**Instructions to follow**
Copy out all of the data below with no alterations.

===== Data provided

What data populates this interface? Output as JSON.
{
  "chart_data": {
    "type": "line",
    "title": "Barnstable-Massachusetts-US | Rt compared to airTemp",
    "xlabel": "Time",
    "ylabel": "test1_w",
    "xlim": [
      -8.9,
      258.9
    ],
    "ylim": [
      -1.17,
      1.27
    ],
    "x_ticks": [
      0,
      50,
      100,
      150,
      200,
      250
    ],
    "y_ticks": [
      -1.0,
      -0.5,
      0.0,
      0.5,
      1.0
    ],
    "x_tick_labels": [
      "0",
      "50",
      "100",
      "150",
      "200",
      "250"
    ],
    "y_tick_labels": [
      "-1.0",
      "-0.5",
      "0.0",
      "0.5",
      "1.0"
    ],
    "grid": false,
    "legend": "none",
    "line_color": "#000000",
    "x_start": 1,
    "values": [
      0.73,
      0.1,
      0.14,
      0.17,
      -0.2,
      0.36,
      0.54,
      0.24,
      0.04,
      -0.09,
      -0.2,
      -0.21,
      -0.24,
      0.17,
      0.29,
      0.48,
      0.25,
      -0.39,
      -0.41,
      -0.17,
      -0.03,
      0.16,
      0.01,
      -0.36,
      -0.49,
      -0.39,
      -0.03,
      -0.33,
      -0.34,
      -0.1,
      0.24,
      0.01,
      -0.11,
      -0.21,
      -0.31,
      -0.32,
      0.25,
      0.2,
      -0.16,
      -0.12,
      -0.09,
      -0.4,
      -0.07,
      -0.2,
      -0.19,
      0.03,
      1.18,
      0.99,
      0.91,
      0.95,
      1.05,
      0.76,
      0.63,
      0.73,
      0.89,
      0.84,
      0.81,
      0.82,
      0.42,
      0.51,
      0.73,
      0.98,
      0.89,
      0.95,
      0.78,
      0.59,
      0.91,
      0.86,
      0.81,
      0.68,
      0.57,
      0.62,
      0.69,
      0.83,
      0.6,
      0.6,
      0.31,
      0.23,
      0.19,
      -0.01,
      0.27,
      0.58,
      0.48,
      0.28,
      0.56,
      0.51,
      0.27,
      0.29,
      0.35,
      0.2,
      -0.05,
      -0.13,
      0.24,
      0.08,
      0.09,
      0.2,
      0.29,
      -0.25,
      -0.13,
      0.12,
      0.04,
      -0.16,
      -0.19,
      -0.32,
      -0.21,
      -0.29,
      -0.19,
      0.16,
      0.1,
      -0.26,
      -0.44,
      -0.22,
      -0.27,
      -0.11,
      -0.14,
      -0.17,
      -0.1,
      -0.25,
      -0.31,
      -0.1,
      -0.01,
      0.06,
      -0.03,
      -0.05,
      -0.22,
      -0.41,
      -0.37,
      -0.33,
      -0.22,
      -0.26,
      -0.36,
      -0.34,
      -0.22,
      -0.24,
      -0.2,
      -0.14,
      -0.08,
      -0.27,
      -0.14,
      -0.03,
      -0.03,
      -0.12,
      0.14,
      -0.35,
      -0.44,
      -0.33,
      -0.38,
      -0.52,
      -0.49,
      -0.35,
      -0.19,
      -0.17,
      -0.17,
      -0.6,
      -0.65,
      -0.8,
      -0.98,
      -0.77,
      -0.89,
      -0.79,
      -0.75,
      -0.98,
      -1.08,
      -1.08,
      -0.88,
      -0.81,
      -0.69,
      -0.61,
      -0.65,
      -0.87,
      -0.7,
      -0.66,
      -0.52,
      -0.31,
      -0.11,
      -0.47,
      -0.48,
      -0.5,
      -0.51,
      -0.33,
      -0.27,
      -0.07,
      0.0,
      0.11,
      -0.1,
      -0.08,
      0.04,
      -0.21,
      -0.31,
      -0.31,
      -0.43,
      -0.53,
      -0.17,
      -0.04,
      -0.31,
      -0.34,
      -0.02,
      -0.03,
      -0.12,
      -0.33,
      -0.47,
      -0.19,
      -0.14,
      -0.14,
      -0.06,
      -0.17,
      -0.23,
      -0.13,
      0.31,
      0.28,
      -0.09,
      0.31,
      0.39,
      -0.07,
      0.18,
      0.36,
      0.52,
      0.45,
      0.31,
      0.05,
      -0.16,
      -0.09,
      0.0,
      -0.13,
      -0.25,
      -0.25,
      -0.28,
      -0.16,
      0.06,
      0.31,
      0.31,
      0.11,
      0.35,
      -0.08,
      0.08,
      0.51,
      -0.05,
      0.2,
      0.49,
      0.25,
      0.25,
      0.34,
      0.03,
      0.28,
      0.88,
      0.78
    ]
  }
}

==========

**Written solution**
What data populates this interface? Output as JSON.
{
  "chart_data": {
    "type": "line",
    "title": "Barnstable-Massachusetts-US | Rt compared to airTemp",
    "xlabel": "Time",
    "ylabel": "test1_w",
    "xlim": [
      -8.9,
      258.9
    ],
    "ylim": [
      -1.17,
      1.27
    ],
    "x_ticks": [
      0,
      50,
      100,
      150,
      200,
      250
    ],
    "y_ticks": [
      -1.0,
      -0.5,
      0.0,
      0.5,
      1.0
    ],
    "x_tick_labels": [
      "0",
      "50",
      "100",
      "150",
      "200",
      "250"
    ],
    "y_tick_labels": [
      "-1.0",
      "-0.5",
      "0.0",
      "0.5",
      "1.0"
    ],
    "grid": false,
    "legend": "none",
    "line_color": "#000000",
    "x_start": 1,
    "values": [
      0.73,
      0.1,
      0.14,
      0.17,
      -0.2,
      0.36,
      0.54,
      0.24,
      0.04,
      -0.09,
      -0.2,
      -0.21,
      -0.24,
      0.17,
      0.29,
      0.48,
      0.25,
      -0.39,
      -0.41,
      -0.17,
      -0.03,
      0.16,
      0.01,
      -0.36,
      -0.49,
      -0.39,
      -0.03,
      -0.33,
      -0.34,
      -0.1,
      0.24,
      0.01,
      -0.11,
      -0.21,
      -0.31,
      -0.32,
      0.25,
      0.2,
      -0.16,
      -0.12,
      -0.09,
      -0.4,
      -0.07,
      -0.2,
      -0.19,
      0.03,
      1.18,
      0.99,
      0.91,
      0.95,
      1.05,
      0.76,
      0.63,
      0.73,
      0.89,
      0.84,
      0.81,
      0.82,
      0.42,
      0.51,
      0.73,
      0.98,
      0.89,
      0.95,
      0.78,
      0.59,
      0.91,
      0.86,
      0.81,
      0.68,
      0.57,
      0.62,
      0.69,
      0.83,
      0.6,
      0.6,
      0.31,
      0.23,
      0.19,
      -0.01,
      0.27,
      0.58,
      0.48,
      0.28,
      0.56,
      0.51,
      0.27,
      0.29,
      0.35,
      0.2,
      -0.05,
      -0.13,
      0.24,
      0.08,
      0.09,
      0.2,
      0.29,
      -0.25,
      -0.13,
      0.12,
      0.04,
      -0.16,
      -0.19,
      -0.32,
      -0.21,
      -0.29,
      -0.19,
      0.16,
      0.1,
      -0.26,
      -0.44,
      -0.22,
      -0.27,
      -0.11,
      -0.14,
      -0.17,
      -0.1,
      -0.25,
      -0.31,
      -0.1,
      -0.01,
      0.06,
      -0.03,
      -0.05,
      -0.22,
      -0.41,
      -0.37,
      -0.33,
      -0.22,
      -0.26,
      -0.36,
      -0.34,
      -0.22,
      -0.24,
      -0.2,
      -0.14,
      -0.08,
      -0.27,
      -0.14,
      -0.03,
      -0.03,
      -0.12,
      0.14,
      -0.35,
      -0.44,
      -0.33,
      -0.38,
      -0.52,
      -0.49,
      -0.35,
      -0.19,
      -0.17,
      -0.17,
      -0.6,
      -0.65,
      -0.8,
      -0.98,
      -0.77,
      -0.89,
      -0.79,
      -0.75,
      -0.98,
      -1.08,
      -1.08,
      -0.88,
      -0.81,
      -0.69,
      -0.61,
      -0.65,
      -0.87,
      -0.7,
      -0.66,
      -0.52,
      -0.31,
      -0.11,
      -0.47,
      -0.48,
      -0.5,
      -0.51,
      -0.33,
      -0.27,
      -0.07,
      0.0,
      0.11,
      -0.1,
      -0.08,
      0.04,
      -0.21,
      -0.31,
      -0.31,
      -0.43,
      -0.53,
      -0.17,
      -0.04,
      -0.31,
      -0.34,
      -0.02,
      -0.03,
      -0.12,
      -0.33,
      -0.47,
      -0.19,
      -0.14,
      -0.14,
      -0.06,
      -0.17,
      -0.23,
      -0.13,
      0.31,
      0.28,
      -0.09,
      0.31,
      0.39,
      -0.07,
      0.18,
      0.36,
      0.52,
      0.45,
      0.31,
      0.05,
      -0.16,
      -0.09,
      0.0,
      -0.13,
      -0.25,
      -0.25,
      -0.28,
      -0.16,
      0.06,
      0.31,
      0.31,
      0.11,
      0.35,
      -0.08,
      0.08,
      0.51,
      -0.05,
      0.2,
      0.49,
      0.25,
      0.25,
      0.34,
      0.03,
      0.28,
      0.88,
      0.78
    ]
  }
}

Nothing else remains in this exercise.